> Data entries:
********

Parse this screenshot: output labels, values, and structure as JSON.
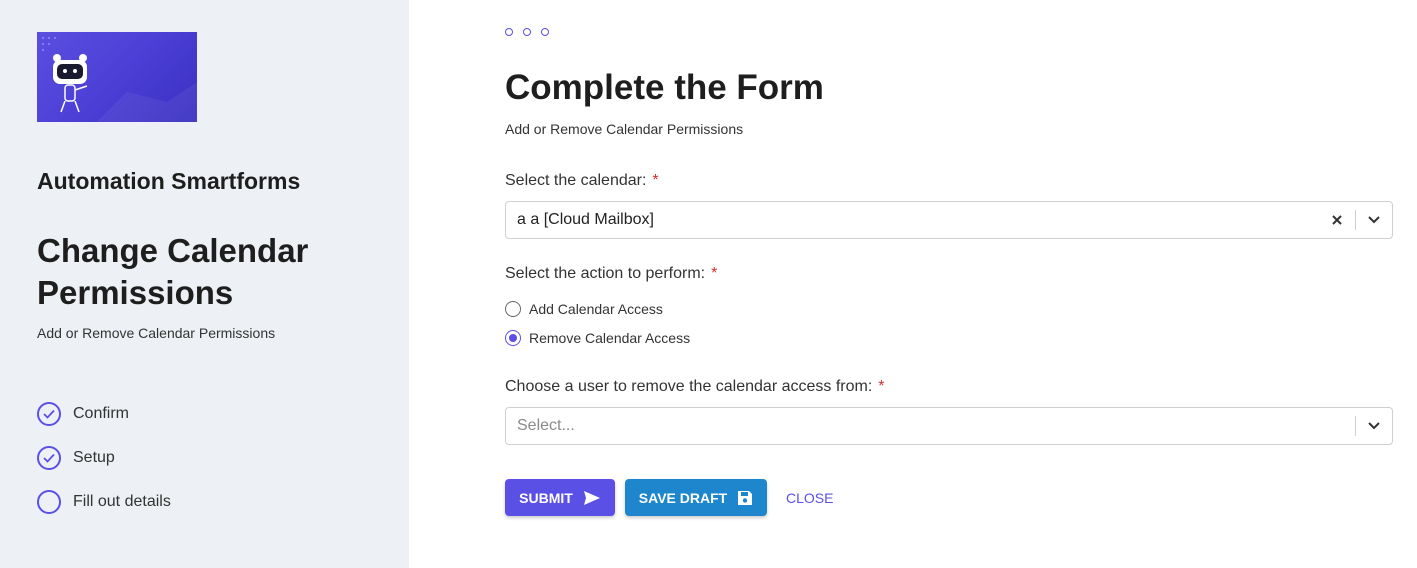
{
  "sidebar": {
    "app_name": "Automation Smartforms",
    "title": "Change Calendar Permissions",
    "subtitle": "Add or Remove Calendar Permissions",
    "steps": [
      {
        "label": "Confirm",
        "status": "complete"
      },
      {
        "label": "Setup",
        "status": "complete"
      },
      {
        "label": "Fill out details",
        "status": "current"
      }
    ]
  },
  "form": {
    "title": "Complete the Form",
    "subtitle": "Add or Remove Calendar Permissions",
    "calendar_label": "Select the calendar:",
    "calendar_value": "a a [Cloud Mailbox]",
    "action_label": "Select the action to perform:",
    "actions": [
      {
        "label": "Add Calendar Access",
        "checked": false
      },
      {
        "label": "Remove Calendar Access",
        "checked": true
      }
    ],
    "user_label": "Choose a user to remove the calendar access from:",
    "user_placeholder": "Select...",
    "required_marker": "*"
  },
  "buttons": {
    "submit": "SUBMIT",
    "save_draft": "SAVE DRAFT",
    "close": "CLOSE"
  },
  "colors": {
    "accent": "#5b50e6",
    "draft": "#1e86cc",
    "sidebar_bg": "#edf1f5",
    "required": "#d32f2f"
  }
}
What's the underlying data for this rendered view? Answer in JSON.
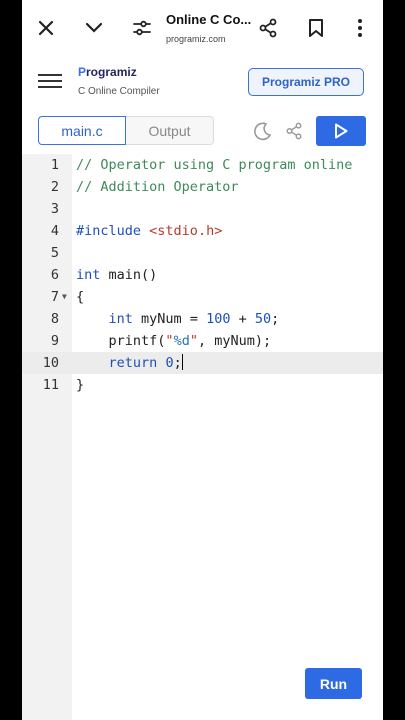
{
  "browser": {
    "title": "Online C Co...",
    "url": "programiz.com"
  },
  "header": {
    "logo_text": "rogramiz",
    "logo_initial": "P",
    "subtitle": "C Online Compiler",
    "pro_button": "Programiz PRO"
  },
  "tabs": [
    {
      "label": "main.c",
      "active": true
    },
    {
      "label": "Output",
      "active": false
    }
  ],
  "editor": {
    "active_line": 10,
    "lines": [
      {
        "n": "1",
        "fold": false
      },
      {
        "n": "2",
        "fold": false
      },
      {
        "n": "3",
        "fold": false
      },
      {
        "n": "4",
        "fold": false
      },
      {
        "n": "5",
        "fold": false
      },
      {
        "n": "6",
        "fold": false
      },
      {
        "n": "7",
        "fold": true
      },
      {
        "n": "8",
        "fold": false
      },
      {
        "n": "9",
        "fold": false
      },
      {
        "n": "10",
        "fold": false
      },
      {
        "n": "11",
        "fold": false
      }
    ],
    "tokens": {
      "l1": "// Operator using C program online",
      "l2": "// Addition Operator",
      "l4_kw": "#include",
      "l4_str": "<stdio.h>",
      "l6_kw": "int",
      "l6_rest": "main()",
      "l7": "{",
      "l8_kw": "int",
      "l8_a": "myNum = ",
      "l8_n1": "100",
      "l8_b": " + ",
      "l8_n2": "50",
      "l8_c": ";",
      "l9_a": "printf(",
      "l9_q1": "\"",
      "l9_fmt": "%d",
      "l9_q2": "\"",
      "l9_b": ", myNum);",
      "l10_kw": "return",
      "l10_sp": " ",
      "l10_n": "0",
      "l10_c": ";",
      "l11": "}"
    }
  },
  "run_button": "Run",
  "colors": {
    "accent": "#2d6ae3",
    "comment": "#3f8a5a",
    "keyword": "#1f4fb8",
    "string": "#b83a2a"
  },
  "icons": [
    "close-icon",
    "chevron-down-icon",
    "tune-icon",
    "share-icon",
    "bookmark-icon",
    "more-vert-icon",
    "menu-icon",
    "moon-icon",
    "play-icon"
  ]
}
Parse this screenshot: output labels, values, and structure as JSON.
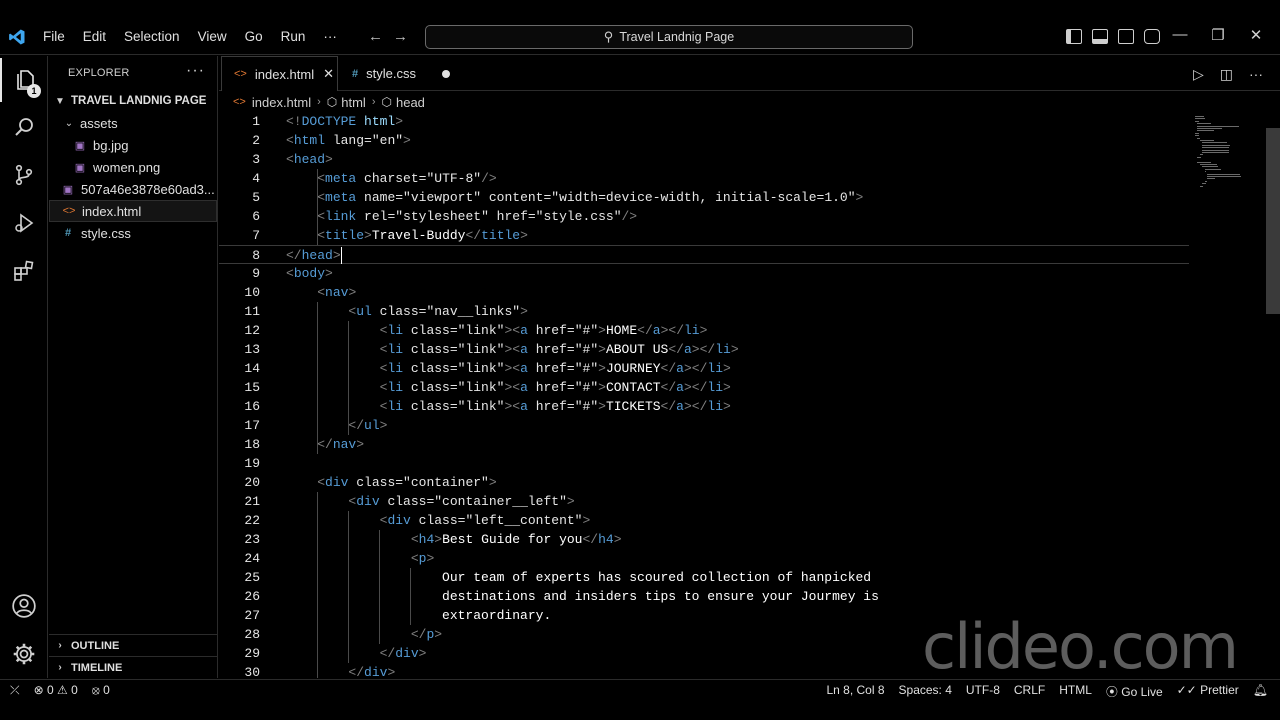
{
  "menu": [
    "File",
    "Edit",
    "Selection",
    "View",
    "Go",
    "Run",
    "···"
  ],
  "search": {
    "text": "Travel Landnig Page"
  },
  "explorer": {
    "title": "EXPLORER",
    "more": "···",
    "project": "TRAVEL LANDNIG PAGE",
    "items": [
      {
        "label": "assets",
        "kind": "folder"
      },
      {
        "label": "bg.jpg",
        "kind": "image"
      },
      {
        "label": "women.png",
        "kind": "image"
      },
      {
        "label": "507a46e3878e60ad3...",
        "kind": "image"
      },
      {
        "label": "index.html",
        "kind": "html"
      },
      {
        "label": "style.css",
        "kind": "css"
      }
    ],
    "outline": "OUTLINE",
    "timeline": "TIMELINE"
  },
  "activity_badge": "1",
  "tabs": [
    {
      "label": "index.html",
      "active": true
    },
    {
      "label": "style.css",
      "modified": true
    }
  ],
  "breadcrumb": [
    "index.html",
    "html",
    "head"
  ],
  "line_numbers": [
    "1",
    "2",
    "3",
    "4",
    "5",
    "6",
    "7",
    "8",
    "9",
    "10",
    "11",
    "12",
    "13",
    "14",
    "15",
    "16",
    "17",
    "18",
    "19",
    "20",
    "21",
    "22",
    "23",
    "24",
    "25",
    "26",
    "27",
    "28",
    "29",
    "30"
  ],
  "code": [
    "<!DOCTYPE html>",
    "<html lang=\"en\">",
    "<head>",
    "    <meta charset=\"UTF-8\"/>",
    "    <meta name=\"viewport\" content=\"width=device-width, initial-scale=1.0\">",
    "    <link rel=\"stylesheet\" href=\"style.css\"/>",
    "    <title>Travel-Buddy</title>",
    "</head>",
    "<body>",
    "    <nav>",
    "        <ul class=\"nav__links\">",
    "            <li class=\"link\"><a href=\"#\">HOME</a></li>",
    "            <li class=\"link\"><a href=\"#\">ABOUT US</a></li>",
    "            <li class=\"link\"><a href=\"#\">JOURNEY</a></li>",
    "            <li class=\"link\"><a href=\"#\">CONTACT</a></li>",
    "            <li class=\"link\"><a href=\"#\">TICKETS</a></li>",
    "        </ul>",
    "    </nav>",
    "",
    "    <div class=\"container\">",
    "        <div class=\"container__left\">",
    "            <div class=\"left__content\">",
    "                <h4>Best Guide for you</h4>",
    "                <p>",
    "                    Our team of experts has scoured collection of hanpicked",
    "                    destinations and insiders tips to ensure your Jourmey is",
    "                    extraordinary.",
    "                </p>",
    "            </div>",
    "        </div>"
  ],
  "current_line": 8,
  "watermark": "clideo.com",
  "status": {
    "errors": "0",
    "warnings": "0",
    "ports": "0",
    "position": "Ln 8, Col 8",
    "spaces": "Spaces: 4",
    "encoding": "UTF-8",
    "eol": "CRLF",
    "language": "HTML",
    "golive": "Go Live",
    "prettier": "Prettier"
  }
}
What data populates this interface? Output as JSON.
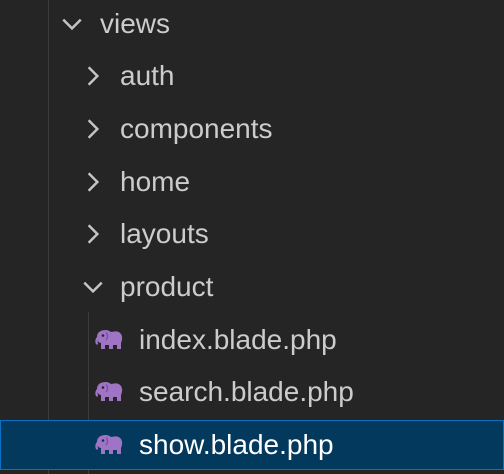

********

> What is being asked:
A line counts if it holds the word "JSON". Work out how many lines in the listing count, and give only that number.

> Correct answer:
4